* EXERCISE AIM
Check each line of the listing below for the string "assign", and give only how many lines hold it.
:: ENTRIES PROVIDED
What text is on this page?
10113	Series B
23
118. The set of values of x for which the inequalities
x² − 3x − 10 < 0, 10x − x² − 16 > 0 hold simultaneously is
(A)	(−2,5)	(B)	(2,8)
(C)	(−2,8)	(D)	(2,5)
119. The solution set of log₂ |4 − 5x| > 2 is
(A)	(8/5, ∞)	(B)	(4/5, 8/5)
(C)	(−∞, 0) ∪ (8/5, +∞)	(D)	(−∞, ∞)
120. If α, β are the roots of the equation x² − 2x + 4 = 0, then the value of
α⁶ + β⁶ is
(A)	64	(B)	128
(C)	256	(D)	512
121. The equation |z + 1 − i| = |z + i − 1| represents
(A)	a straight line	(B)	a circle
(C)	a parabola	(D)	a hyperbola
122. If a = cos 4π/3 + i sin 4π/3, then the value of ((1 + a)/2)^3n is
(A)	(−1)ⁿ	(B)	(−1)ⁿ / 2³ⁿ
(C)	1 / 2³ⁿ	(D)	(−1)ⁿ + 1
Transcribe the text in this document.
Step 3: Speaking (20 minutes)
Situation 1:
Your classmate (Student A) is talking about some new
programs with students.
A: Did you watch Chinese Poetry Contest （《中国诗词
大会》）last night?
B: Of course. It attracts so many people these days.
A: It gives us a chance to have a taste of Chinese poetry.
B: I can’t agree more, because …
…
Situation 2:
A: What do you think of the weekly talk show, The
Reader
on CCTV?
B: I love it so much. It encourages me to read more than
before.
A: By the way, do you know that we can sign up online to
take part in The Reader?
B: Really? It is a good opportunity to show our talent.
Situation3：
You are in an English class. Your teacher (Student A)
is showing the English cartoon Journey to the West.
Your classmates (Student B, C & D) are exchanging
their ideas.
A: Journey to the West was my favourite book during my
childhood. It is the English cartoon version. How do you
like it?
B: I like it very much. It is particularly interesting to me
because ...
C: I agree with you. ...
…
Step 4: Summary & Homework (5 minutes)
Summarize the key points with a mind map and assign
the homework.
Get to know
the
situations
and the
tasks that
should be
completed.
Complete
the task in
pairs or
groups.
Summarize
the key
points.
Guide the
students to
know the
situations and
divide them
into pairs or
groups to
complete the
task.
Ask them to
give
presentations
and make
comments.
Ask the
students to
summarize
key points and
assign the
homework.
::::
* SOLVED PROBLEM
2